_The problem_. Select each line where the word "процесса" appears.

Start of Input

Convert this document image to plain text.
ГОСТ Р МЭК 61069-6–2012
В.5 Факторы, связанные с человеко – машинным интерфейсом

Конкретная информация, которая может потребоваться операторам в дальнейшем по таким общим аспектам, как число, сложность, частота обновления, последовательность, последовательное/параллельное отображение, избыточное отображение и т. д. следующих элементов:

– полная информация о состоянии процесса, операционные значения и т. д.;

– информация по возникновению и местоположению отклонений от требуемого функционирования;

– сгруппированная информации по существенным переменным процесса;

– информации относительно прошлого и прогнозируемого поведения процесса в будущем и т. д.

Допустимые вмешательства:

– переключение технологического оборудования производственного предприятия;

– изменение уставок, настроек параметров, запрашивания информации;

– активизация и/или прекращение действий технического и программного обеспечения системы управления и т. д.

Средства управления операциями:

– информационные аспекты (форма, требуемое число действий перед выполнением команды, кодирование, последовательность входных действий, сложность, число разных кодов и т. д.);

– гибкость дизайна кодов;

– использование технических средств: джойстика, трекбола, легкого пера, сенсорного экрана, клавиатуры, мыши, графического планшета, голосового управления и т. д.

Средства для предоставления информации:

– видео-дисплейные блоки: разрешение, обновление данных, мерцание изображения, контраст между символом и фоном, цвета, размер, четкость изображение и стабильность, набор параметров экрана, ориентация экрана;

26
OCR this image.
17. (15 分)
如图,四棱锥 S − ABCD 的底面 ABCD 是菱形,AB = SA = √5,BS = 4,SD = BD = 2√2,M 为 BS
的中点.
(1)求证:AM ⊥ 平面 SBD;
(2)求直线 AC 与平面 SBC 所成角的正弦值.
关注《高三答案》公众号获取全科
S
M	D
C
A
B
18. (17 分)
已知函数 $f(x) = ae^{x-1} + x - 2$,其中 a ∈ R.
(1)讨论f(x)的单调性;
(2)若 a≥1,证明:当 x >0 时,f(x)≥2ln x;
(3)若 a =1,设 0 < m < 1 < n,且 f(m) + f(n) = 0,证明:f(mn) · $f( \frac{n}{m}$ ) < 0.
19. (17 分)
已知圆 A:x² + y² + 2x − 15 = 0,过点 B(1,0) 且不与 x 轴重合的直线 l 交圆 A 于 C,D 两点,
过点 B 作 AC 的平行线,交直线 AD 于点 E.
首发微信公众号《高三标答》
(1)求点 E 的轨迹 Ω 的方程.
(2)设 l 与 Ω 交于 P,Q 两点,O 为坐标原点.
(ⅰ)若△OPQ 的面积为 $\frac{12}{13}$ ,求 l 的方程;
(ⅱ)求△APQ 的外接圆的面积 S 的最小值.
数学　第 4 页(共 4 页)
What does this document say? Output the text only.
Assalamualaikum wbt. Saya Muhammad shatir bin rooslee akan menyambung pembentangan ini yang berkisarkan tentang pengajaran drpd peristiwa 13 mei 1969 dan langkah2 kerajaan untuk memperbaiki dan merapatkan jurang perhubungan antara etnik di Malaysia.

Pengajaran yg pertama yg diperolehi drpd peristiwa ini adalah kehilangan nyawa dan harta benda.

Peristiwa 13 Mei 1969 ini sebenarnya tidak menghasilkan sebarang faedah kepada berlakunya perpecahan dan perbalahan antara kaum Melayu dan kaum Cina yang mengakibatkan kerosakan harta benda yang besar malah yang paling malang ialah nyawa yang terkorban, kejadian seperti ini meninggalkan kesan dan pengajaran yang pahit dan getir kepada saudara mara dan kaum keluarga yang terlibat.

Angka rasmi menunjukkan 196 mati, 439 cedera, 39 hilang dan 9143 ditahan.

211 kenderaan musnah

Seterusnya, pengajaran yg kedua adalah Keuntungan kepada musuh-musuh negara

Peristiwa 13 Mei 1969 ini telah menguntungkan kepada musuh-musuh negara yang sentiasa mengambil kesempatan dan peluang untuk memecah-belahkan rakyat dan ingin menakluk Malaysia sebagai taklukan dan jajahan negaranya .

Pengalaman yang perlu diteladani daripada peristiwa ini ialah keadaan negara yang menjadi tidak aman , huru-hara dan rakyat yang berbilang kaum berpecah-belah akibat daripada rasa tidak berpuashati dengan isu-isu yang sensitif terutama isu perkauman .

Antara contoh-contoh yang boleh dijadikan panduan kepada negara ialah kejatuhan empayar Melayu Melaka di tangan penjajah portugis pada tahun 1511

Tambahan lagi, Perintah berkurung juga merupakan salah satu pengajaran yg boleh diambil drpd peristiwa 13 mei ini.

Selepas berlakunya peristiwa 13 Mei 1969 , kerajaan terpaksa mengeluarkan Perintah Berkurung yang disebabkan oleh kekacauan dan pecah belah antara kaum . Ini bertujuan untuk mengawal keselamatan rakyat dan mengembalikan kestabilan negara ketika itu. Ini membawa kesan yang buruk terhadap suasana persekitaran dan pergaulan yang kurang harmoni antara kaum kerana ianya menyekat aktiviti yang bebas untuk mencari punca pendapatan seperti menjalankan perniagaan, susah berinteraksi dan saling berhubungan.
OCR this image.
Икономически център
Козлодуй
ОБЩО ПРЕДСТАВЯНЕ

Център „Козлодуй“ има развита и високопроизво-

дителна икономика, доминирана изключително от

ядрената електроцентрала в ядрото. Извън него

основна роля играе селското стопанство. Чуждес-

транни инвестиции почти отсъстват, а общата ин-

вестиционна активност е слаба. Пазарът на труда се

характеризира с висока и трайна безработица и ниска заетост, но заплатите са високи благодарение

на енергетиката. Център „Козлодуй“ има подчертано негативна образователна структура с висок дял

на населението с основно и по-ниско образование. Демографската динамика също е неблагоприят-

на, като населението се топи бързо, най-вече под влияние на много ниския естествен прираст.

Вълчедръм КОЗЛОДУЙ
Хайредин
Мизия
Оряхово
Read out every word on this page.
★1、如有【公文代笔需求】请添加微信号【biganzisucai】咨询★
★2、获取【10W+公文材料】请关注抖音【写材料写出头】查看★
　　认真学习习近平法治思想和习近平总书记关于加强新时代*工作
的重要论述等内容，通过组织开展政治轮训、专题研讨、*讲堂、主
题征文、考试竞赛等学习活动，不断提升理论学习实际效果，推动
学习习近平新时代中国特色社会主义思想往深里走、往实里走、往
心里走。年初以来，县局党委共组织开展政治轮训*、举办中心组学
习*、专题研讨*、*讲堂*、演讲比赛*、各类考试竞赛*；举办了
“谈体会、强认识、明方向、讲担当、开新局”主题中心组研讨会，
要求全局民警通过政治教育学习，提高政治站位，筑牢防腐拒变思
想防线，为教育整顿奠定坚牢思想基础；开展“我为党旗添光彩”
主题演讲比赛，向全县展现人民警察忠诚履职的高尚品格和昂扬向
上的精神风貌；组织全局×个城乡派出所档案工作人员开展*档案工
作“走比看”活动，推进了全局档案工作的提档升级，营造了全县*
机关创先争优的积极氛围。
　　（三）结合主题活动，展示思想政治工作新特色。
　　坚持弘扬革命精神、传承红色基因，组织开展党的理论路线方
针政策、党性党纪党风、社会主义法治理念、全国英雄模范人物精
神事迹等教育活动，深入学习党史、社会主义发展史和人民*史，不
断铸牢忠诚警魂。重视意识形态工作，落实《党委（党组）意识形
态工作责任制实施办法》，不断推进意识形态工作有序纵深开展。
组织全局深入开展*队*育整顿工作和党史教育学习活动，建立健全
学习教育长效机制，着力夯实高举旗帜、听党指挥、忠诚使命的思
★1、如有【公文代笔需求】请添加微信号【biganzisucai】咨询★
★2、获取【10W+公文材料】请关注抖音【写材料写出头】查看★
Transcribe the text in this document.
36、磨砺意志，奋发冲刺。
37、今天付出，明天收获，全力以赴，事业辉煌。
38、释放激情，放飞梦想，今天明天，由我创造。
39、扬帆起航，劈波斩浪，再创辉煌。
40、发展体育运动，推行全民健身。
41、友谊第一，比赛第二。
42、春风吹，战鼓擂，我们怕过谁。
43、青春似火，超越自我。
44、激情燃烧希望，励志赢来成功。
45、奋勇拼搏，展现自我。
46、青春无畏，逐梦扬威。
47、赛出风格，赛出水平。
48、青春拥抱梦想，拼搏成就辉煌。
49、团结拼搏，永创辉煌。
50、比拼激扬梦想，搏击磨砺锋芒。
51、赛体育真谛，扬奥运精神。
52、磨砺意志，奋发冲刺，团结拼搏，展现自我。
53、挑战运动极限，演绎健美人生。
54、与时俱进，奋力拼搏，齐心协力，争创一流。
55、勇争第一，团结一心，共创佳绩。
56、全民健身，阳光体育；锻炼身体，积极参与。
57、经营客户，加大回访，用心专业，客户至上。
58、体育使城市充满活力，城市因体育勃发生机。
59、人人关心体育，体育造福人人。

End of Input

_Task output_.
– полная информация о состоянии процесса, операционные значения и т. д.;
– сгруппированная информации по существенным переменным процесса;
– информации относительно прошлого и прогнозируемого поведения процесса в будущем и т. д.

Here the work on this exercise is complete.